◆ REQUIRED WORK:
Tally every line of the listing below that holds "menos", then give the tally alone.

....

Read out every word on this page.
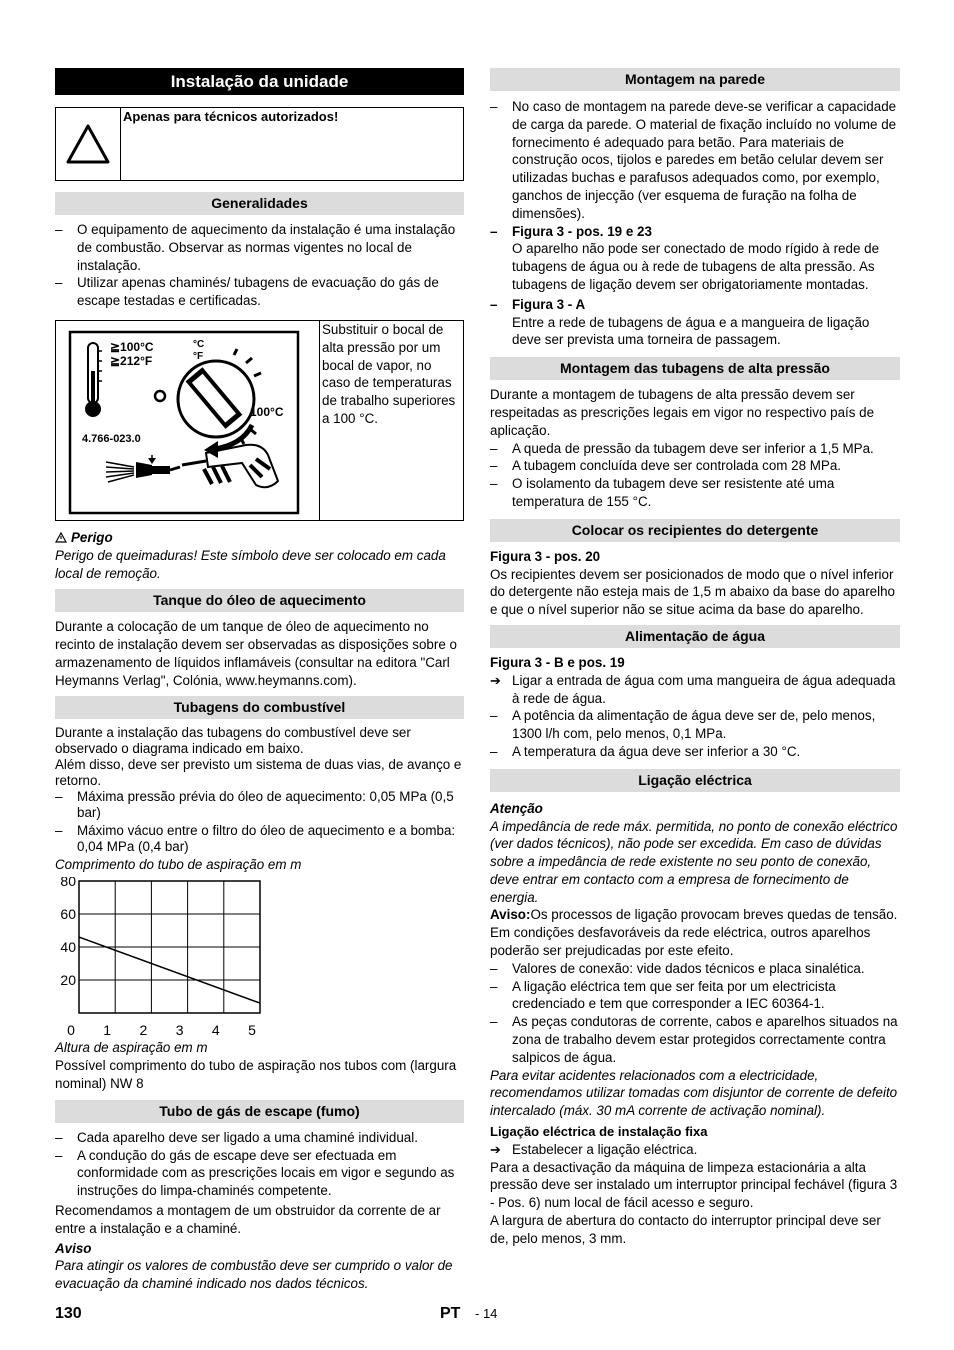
Instalação da unidade
Apenas para técnicos autorizados!
Generalidades

– O equipamento de aquecimento da instalação é uma instalação de combustão. Observar as normas vigentes no local de instalação.

– Utilizar apenas chaminés/ tubagens de evacuação do gás de escape testadas e certificadas.

≧100°C
≧212°F
°C
°F
100°C
4.766-023.0
Substituir o bocal de alta pressão por um bocal de vapor, no caso de temperaturas de trabalho superiores a 100 °C.

Perigo

Perigo de queimaduras! Este símbolo deve ser colocado em cada local de remoção.

Tanque do óleo de aquecimento

Durante a colocação de um tanque de óleo de aquecimento no recinto de instalação devem ser observadas as disposições sobre o armazenamento de líquidos inflamáveis (consultar na editora "Carl Heymanns Verlag", Colónia, www.heymanns.com).

Tubagens do combustível

Durante a instalação das tubagens do combustível deve ser observado o diagrama indicado em baixo.

Além disso, deve ser previsto um sistema de duas vias, de avanço e retorno.

– Máxima pressão prévia do óleo de aquecimento: 0,05 MPa (0,5 bar)

– Máximo vácuo entre o filtro do óleo de aquecimento e a bomba: 0,04 MPa (0,4 bar)

Comprimento do tubo de aspiração em m

20
40
60
80
0 1 2 3 4 5

Altura de aspiração em m

Possível comprimento do tubo de aspiração nos tubos com (largura nominal) NW 8

Tubo de gás de escape (fumo)

– Cada aparelho deve ser ligado a uma chaminé individual.

– A condução do gás de escape deve ser efectuada em conformidade com as prescrições locais em vigor e segundo as instruções do limpa-chaminés competente.

Recomendamos a montagem de um obstruidor da corrente de ar entre a instalação e a chaminé.

Aviso

Para atingir os valores de combustão deve ser cumprido o valor de evacuação da chaminé indicado nos dados técnicos.

Montagem na parede

– No caso de montagem na parede deve-se verificar a capacidade de carga da parede. O material de fixação incluído no volume de fornecimento é adequado para betão. Para materiais de construção ocos, tijolos e paredes em betão celular devem ser utilizadas buchas e parafusos adequados como, por exemplo, ganchos de injecção (ver esquema de furação na folha de dimensões).

– Figura 3 - pos. 19 e 23

O aparelho não pode ser conectado de modo rígido à rede de tubagens de água ou à rede de tubagens de alta pressão. As tubagens de ligação devem ser obrigatoriamente montadas.

– Figura 3 - A

Entre a rede de tubagens de água e a mangueira de ligação deve ser prevista uma torneira de passagem.

Montagem das tubagens de alta pressão

Durante a montagem de tubagens de alta pressão devem ser respeitadas as prescrições legais em vigor no respectivo país de aplicação.

– A queda de pressão da tubagem deve ser inferior a 1,5 MPa.

– A tubagem concluída deve ser controlada com 28 MPa.

– O isolamento da tubagem deve ser resistente até uma temperatura de 155 °C.

Colocar os recipientes do detergente

Figura 3 - pos. 20

Os recipientes devem ser posicionados de modo que o nível inferior do detergente não esteja mais de 1,5 m abaixo da base do aparelho e que o nível superior não se situe acima da base do aparelho.

Alimentação de água

Figura 3 - B e pos. 19

➔ Ligar a entrada de água com uma mangueira de água adequada à rede de água.

– A potência da alimentação de água deve ser de, pelo menos, 1300 l/h com, pelo menos, 0,1 MPa.

– A temperatura da água deve ser inferior a 30 °C.

Ligação eléctrica

Atenção

A impedância de rede máx. permitida, no ponto de conexão eléctrico (ver dados técnicos), não pode ser excedida. Em caso de dúvidas sobre a impedância de rede existente no seu ponto de conexão, deve entrar em contacto com a empresa de fornecimento de energia.

Aviso:Os processos de ligação provocam breves quedas de tensão. Em condições desfavoráveis da rede eléctrica, outros aparelhos poderão ser prejudicadas por este efeito.

– Valores de conexão: vide dados técnicos e placa sinalética.

– A ligação eléctrica tem que ser feita por um electricista credenciado e tem que corresponder a IEC 60364-1.

– As peças condutoras de corrente, cabos e aparelhos situados na zona de trabalho devem estar protegidos correctamente contra salpicos de água.

Para evitar acidentes relacionados com a electricidade, recomendamos utilizar tomadas com disjuntor de corrente de defeito intercalado (máx. 30 mA corrente de activação nominal).

Ligação eléctrica de instalação fixa

➔ Estabelecer a ligação eléctrica.

Para a desactivação da máquina de limpeza estacionária a alta pressão deve ser instalado um interruptor principal fechável (figura 3 - Pos. 6) num local de fácil acesso e seguro.

A largura de abertura do contacto do interruptor principal deve ser de, pelo menos, 3 mm.

130	PT - 14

....

◆ OUTPUT OF THE EXERCISE:
2